(Annotated region listings)
★ ★ ★ ★ ★

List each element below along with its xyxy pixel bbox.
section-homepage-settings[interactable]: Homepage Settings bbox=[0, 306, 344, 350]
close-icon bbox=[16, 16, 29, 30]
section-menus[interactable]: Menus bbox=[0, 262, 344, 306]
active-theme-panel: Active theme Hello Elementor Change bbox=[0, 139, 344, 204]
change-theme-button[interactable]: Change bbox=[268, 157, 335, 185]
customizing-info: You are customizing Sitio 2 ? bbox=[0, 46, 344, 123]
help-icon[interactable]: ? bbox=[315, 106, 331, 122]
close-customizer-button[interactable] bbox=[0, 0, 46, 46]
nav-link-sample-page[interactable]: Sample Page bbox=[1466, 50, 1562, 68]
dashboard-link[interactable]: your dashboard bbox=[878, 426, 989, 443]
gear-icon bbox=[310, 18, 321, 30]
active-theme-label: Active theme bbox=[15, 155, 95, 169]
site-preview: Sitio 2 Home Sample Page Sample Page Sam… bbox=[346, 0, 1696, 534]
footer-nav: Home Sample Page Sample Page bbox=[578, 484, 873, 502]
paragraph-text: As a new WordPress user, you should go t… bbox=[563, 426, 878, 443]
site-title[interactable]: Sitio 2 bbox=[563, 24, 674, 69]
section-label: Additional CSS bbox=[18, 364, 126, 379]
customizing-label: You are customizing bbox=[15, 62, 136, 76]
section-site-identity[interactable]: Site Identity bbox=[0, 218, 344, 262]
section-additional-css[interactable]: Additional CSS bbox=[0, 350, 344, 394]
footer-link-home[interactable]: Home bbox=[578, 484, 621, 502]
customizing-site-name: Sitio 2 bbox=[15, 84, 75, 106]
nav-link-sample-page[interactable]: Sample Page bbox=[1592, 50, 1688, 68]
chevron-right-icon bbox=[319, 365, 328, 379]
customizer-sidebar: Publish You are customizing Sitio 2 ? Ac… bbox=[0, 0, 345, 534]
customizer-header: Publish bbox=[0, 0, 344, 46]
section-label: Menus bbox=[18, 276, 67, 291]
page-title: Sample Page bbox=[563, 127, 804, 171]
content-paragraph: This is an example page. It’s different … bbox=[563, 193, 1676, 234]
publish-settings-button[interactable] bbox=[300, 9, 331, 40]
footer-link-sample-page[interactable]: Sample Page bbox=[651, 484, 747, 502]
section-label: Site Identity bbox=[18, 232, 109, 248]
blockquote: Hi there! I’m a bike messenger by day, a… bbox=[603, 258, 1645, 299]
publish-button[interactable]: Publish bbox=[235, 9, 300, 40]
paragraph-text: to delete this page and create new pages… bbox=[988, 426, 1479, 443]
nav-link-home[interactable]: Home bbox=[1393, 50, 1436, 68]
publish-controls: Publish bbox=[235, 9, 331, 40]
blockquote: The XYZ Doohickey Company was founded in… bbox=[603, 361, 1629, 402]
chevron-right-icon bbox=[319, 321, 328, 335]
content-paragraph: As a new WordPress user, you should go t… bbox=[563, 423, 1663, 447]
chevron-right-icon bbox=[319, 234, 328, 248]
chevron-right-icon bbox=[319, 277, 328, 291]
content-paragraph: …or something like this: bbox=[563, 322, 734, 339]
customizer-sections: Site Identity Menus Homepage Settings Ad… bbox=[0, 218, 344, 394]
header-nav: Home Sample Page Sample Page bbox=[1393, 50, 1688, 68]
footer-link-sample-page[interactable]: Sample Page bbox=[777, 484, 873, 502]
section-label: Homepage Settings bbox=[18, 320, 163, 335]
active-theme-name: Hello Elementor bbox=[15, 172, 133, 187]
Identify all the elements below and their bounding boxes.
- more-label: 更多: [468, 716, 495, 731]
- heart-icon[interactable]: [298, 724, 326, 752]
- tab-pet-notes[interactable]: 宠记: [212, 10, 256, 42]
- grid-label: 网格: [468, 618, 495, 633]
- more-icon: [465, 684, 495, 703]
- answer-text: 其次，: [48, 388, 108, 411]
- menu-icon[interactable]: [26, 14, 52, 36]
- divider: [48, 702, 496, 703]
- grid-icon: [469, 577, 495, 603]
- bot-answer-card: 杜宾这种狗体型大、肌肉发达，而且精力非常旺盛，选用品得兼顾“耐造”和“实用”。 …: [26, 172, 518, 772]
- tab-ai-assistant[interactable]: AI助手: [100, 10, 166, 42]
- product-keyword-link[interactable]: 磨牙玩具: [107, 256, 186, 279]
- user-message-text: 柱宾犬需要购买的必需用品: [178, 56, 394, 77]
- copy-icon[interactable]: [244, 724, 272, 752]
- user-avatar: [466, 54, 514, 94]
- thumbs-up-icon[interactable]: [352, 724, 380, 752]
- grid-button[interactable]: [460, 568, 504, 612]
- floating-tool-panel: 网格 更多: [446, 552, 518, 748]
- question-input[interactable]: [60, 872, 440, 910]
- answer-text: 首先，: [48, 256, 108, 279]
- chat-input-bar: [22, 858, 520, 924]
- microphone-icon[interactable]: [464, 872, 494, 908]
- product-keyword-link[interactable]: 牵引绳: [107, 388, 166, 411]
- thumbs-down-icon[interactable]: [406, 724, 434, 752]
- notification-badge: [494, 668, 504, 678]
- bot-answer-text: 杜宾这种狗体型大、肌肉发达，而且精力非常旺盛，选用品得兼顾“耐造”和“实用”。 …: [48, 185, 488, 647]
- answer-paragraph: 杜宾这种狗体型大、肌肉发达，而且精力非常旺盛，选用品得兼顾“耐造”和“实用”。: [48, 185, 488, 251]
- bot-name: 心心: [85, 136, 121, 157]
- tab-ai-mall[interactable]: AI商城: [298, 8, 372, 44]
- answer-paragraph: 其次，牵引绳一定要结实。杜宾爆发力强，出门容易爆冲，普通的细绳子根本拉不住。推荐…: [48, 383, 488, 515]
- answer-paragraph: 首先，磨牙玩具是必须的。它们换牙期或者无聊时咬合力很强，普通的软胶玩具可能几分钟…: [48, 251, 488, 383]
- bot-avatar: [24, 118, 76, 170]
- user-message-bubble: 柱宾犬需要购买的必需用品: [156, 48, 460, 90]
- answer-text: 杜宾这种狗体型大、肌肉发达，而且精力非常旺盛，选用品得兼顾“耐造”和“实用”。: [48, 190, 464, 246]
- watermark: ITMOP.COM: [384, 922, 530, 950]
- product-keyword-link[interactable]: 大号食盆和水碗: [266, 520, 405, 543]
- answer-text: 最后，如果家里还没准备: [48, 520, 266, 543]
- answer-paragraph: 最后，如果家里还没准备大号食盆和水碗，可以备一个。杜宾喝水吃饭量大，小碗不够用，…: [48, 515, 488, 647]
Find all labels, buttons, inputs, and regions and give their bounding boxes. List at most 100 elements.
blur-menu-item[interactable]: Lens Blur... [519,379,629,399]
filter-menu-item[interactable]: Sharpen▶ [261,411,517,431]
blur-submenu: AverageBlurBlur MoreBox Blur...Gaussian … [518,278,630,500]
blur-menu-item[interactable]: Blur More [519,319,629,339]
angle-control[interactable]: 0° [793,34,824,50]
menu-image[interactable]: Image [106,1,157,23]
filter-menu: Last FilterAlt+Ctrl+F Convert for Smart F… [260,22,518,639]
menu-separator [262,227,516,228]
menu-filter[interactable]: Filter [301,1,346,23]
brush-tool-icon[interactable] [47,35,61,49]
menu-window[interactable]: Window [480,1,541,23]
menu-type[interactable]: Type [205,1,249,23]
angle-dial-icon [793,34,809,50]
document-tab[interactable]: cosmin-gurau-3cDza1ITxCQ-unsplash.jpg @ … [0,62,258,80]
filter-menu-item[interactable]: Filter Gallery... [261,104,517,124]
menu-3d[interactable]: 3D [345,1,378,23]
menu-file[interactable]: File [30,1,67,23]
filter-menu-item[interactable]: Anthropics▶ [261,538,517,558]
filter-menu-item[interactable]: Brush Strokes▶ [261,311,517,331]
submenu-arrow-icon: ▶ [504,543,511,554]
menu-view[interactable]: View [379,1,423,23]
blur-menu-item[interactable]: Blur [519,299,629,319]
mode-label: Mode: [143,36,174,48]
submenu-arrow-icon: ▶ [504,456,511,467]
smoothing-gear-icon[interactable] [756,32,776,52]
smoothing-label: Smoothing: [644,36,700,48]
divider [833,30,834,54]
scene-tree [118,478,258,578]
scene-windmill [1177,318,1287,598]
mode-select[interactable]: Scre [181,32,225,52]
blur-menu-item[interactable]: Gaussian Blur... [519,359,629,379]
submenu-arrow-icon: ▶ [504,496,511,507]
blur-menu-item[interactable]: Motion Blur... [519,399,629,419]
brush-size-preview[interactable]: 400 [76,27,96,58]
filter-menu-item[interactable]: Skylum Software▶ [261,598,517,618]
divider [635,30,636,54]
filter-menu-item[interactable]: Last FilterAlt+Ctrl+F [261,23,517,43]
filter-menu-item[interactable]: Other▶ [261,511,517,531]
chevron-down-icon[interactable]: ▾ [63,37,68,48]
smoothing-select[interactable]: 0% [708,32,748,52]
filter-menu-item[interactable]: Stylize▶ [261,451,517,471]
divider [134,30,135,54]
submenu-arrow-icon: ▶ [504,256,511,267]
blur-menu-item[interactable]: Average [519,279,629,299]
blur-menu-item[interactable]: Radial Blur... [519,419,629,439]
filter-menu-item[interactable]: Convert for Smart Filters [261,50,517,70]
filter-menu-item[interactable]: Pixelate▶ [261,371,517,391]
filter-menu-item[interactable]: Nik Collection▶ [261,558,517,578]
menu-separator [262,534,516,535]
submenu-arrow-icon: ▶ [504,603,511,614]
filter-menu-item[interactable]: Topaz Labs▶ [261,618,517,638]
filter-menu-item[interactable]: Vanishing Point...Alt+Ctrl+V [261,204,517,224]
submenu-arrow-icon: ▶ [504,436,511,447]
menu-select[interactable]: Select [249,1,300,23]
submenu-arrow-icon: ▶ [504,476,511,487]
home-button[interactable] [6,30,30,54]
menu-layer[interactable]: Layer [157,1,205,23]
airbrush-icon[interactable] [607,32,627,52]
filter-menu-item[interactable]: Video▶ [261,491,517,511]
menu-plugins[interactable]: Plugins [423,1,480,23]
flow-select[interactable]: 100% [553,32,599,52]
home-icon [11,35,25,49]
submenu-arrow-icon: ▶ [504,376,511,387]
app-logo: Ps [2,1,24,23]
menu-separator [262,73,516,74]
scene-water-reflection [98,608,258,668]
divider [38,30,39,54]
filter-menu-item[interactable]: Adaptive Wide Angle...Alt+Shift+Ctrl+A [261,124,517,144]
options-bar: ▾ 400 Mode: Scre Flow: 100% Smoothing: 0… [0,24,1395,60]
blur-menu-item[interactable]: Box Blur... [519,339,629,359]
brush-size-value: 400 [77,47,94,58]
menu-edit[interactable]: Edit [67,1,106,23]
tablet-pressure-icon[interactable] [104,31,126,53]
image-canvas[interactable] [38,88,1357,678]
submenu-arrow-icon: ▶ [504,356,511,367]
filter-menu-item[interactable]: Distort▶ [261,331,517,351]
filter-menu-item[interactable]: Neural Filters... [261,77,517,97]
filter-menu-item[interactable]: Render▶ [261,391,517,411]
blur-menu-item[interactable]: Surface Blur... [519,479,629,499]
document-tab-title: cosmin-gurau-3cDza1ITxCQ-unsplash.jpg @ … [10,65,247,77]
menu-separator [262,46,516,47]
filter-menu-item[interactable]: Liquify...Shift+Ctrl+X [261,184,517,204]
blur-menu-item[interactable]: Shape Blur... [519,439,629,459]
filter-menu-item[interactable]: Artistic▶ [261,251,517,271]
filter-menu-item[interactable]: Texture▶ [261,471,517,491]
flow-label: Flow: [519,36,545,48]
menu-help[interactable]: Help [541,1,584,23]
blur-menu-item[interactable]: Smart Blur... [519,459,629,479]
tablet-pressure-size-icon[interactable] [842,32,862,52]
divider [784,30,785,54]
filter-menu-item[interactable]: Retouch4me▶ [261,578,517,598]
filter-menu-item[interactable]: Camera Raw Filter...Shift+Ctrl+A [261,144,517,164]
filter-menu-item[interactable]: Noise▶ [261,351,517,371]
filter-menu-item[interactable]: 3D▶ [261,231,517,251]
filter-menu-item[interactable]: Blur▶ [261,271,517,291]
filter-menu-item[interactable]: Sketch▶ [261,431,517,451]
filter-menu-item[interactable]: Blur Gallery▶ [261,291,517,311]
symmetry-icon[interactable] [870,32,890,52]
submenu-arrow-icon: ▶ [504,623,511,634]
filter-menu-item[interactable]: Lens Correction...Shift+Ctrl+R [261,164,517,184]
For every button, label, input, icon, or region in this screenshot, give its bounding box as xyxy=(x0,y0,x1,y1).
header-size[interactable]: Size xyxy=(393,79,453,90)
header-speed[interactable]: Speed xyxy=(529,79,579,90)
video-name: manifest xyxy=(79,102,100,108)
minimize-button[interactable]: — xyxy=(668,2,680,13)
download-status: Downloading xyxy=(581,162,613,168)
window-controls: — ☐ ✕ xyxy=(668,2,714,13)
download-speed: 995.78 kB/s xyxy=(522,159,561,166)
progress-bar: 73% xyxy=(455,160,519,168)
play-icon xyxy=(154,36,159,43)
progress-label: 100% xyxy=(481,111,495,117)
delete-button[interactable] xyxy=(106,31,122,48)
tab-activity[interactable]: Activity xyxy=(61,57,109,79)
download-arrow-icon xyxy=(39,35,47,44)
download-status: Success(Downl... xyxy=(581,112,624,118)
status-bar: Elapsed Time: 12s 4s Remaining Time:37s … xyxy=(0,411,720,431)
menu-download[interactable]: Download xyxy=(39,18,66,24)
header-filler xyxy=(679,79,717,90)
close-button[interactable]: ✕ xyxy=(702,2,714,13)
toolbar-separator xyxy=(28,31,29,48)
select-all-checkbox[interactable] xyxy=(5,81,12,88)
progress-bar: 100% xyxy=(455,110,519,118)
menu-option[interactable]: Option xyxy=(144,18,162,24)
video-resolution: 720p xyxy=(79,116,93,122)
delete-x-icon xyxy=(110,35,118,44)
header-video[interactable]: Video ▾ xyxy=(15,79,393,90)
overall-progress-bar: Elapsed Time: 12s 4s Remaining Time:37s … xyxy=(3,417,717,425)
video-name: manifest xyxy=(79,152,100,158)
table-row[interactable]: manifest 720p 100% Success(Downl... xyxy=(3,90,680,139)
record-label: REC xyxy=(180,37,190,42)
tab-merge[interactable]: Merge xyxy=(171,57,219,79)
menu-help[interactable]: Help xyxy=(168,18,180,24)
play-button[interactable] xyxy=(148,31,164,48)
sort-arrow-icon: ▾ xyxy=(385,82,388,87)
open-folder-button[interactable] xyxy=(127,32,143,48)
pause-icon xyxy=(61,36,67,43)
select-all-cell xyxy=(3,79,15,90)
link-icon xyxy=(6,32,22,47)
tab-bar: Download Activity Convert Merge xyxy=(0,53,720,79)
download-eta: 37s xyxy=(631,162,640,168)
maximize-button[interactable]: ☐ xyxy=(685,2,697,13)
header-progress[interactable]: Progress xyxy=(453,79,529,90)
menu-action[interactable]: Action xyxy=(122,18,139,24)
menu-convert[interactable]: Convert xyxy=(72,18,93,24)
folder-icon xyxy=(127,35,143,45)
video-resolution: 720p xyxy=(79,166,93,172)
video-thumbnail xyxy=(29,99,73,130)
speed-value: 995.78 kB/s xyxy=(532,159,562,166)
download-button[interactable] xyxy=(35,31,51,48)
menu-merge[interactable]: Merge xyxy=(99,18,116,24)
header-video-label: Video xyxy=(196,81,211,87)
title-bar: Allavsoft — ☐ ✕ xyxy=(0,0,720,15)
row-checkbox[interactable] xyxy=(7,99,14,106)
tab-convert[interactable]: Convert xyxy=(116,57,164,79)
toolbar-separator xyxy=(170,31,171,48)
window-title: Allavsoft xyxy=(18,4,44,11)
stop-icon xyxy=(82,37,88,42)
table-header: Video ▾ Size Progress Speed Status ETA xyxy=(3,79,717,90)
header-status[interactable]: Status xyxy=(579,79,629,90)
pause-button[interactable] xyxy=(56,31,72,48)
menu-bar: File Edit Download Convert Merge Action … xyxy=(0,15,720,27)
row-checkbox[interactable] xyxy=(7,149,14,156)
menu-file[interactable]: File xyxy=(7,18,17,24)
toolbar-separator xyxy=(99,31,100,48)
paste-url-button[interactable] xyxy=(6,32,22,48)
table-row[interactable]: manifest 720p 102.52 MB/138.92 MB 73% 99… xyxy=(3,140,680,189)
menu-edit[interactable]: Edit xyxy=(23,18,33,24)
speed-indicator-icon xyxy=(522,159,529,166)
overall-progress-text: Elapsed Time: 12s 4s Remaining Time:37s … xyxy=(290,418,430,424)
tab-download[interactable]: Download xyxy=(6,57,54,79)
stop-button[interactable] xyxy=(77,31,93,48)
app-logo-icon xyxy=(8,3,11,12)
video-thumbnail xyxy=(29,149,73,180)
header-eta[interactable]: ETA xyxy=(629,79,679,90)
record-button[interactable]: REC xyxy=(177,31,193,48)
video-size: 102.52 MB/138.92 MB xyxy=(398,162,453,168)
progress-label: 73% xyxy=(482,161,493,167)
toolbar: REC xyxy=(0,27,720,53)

★ ★ ★ ★ ★

▶ _TASK TO CARRY OUT_
Reproduce the material verbatim, starting with its first line and ending with the line that contains "publish-button[interactable]: Publish bbox=[235, 9, 300, 40]".

▶ _RESPONSE TO THIS TASK_
List each element below along with its xyxy pixel bbox.
section-homepage-settings[interactable]: Homepage Settings bbox=[0, 306, 344, 350]
close-icon bbox=[16, 16, 29, 30]
section-menus[interactable]: Menus bbox=[0, 262, 344, 306]
active-theme-panel: Active theme Hello Elementor Change bbox=[0, 139, 344, 204]
change-theme-button[interactable]: Change bbox=[268, 157, 335, 185]
customizing-info: You are customizing Sitio 2 ? bbox=[0, 46, 344, 123]
help-icon[interactable]: ? bbox=[315, 106, 331, 122]
close-customizer-button[interactable] bbox=[0, 0, 46, 46]
nav-link-sample-page[interactable]: Sample Page bbox=[1466, 50, 1562, 68]
dashboard-link[interactable]: your dashboard bbox=[878, 426, 989, 443]
gear-icon bbox=[310, 18, 321, 30]
active-theme-label: Active theme bbox=[15, 155, 95, 169]
site-preview: Sitio 2 Home Sample Page Sample Page Sam… bbox=[346, 0, 1696, 534]
footer-nav: Home Sample Page Sample Page bbox=[578, 484, 873, 502]
paragraph-text: As a new WordPress user, you should go t… bbox=[563, 426, 878, 443]
site-title[interactable]: Sitio 2 bbox=[563, 24, 674, 69]
section-label: Additional CSS bbox=[18, 364, 126, 379]
customizing-label: You are customizing bbox=[15, 62, 136, 76]
section-site-identity[interactable]: Site Identity bbox=[0, 218, 344, 262]
section-additional-css[interactable]: Additional CSS bbox=[0, 350, 344, 394]
footer-link-home[interactable]: Home bbox=[578, 484, 621, 502]
customizing-site-name: Sitio 2 bbox=[15, 84, 75, 106]
nav-link-sample-page[interactable]: Sample Page bbox=[1592, 50, 1688, 68]
chevron-right-icon bbox=[319, 365, 328, 379]
customizer-sidebar: Publish You are customizing Sitio 2 ? Ac… bbox=[0, 0, 345, 534]
customizer-header: Publish bbox=[0, 0, 344, 46]
section-label: Menus bbox=[18, 276, 67, 291]
page-title: Sample Page bbox=[563, 127, 804, 171]
content-paragraph: This is an example page. It’s different … bbox=[563, 193, 1676, 234]
publish-settings-button[interactable] bbox=[300, 9, 331, 40]
footer-link-sample-page[interactable]: Sample Page bbox=[651, 484, 747, 502]
section-label: Site Identity bbox=[18, 232, 109, 248]
blockquote: Hi there! I’m a bike messenger by day, a… bbox=[603, 258, 1645, 299]
publish-button[interactable]: Publish bbox=[235, 9, 300, 40]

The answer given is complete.